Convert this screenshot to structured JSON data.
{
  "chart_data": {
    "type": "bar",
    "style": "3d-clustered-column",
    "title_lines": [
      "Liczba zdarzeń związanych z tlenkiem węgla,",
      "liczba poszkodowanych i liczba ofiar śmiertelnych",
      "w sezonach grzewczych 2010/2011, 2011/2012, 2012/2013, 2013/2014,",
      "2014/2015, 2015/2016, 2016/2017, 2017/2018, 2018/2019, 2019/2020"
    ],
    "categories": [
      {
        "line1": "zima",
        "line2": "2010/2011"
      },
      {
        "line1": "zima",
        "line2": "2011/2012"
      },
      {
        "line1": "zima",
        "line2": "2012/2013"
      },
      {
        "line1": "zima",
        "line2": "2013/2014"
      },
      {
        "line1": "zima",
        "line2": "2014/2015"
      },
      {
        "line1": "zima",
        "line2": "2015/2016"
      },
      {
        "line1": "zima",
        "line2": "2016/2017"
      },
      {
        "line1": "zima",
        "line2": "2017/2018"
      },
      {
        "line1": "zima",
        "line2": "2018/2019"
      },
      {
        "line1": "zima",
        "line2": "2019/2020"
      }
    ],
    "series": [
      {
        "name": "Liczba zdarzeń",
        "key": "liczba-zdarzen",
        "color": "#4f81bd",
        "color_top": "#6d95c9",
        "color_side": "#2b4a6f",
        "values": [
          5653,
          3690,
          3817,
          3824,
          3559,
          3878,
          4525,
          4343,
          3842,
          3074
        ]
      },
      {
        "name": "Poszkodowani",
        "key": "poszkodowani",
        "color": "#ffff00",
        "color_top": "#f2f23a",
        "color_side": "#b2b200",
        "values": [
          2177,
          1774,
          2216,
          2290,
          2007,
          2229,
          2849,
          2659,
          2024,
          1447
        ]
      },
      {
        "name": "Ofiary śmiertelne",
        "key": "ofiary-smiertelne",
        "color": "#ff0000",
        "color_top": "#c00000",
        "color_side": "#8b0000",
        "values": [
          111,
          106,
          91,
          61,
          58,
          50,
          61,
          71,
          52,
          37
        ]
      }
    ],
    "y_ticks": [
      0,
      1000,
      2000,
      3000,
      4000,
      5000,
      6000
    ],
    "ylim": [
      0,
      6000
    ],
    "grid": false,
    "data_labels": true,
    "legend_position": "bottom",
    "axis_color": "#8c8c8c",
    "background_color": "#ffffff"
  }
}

#####

**Problem requirements:** Transcribe each record exactly. Leave nothing out.

**Answer to the problem:**
Convert this screenshot to structured JSON data.
{
  "chart_data": {
    "type": "bar",
    "style": "3d-clustered-column",
    "title_lines": [
      "Liczba zdarzeń związanych z tlenkiem węgla,",
      "liczba poszkodowanych i liczba ofiar śmiertelnych",
      "w sezonach grzewczych 2010/2011, 2011/2012, 2012/2013, 2013/2014,",
      "2014/2015, 2015/2016, 2016/2017, 2017/2018, 2018/2019, 2019/2020"
    ],
    "categories": [
      {
        "line1": "zima",
        "line2": "2010/2011"
      },
      {
        "line1": "zima",
        "line2": "2011/2012"
      },
      {
        "line1": "zima",
        "line2": "2012/2013"
      },
      {
        "line1": "zima",
        "line2": "2013/2014"
      },
      {
        "line1": "zima",
        "line2": "2014/2015"
      },
      {
        "line1": "zima",
        "line2": "2015/2016"
      },
      {
        "line1": "zima",
        "line2": "2016/2017"
      },
      {
        "line1": "zima",
        "line2": "2017/2018"
      },
      {
        "line1": "zima",
        "line2": "2018/2019"
      },
      {
        "line1": "zima",
        "line2": "2019/2020"
      }
    ],
    "series": [
      {
        "name": "Liczba zdarzeń",
        "key": "liczba-zdarzen",
        "color": "#4f81bd",
        "color_top": "#6d95c9",
        "color_side": "#2b4a6f",
        "values": [
          5653,
          3690,
          3817,
          3824,
          3559,
          3878,
          4525,
          4343,
          3842,
          3074
        ]
      },
      {
        "name": "Poszkodowani",
        "key": "poszkodowani",
        "color": "#ffff00",
        "color_top": "#f2f23a",
        "color_side": "#b2b200",
        "values": [
          2177,
          1774,
          2216,
          2290,
          2007,
          2229,
          2849,
          2659,
          2024,
          1447
        ]
      },
      {
        "name": "Ofiary śmiertelne",
        "key": "ofiary-smiertelne",
        "color": "#ff0000",
        "color_top": "#c00000",
        "color_side": "#8b0000",
        "values": [
          111,
          106,
          91,
          61,
          58,
          50,
          61,
          71,
          52,
          37
        ]
      }
    ],
    "y_ticks": [
      0,
      1000,
      2000,
      3000,
      4000,
      5000,
      6000
    ],
    "ylim": [
      0,
      6000
    ],
    "grid": false,
    "data_labels": true,
    "legend_position": "bottom",
    "axis_color": "#8c8c8c",
    "background_color": "#ffffff"
  }
}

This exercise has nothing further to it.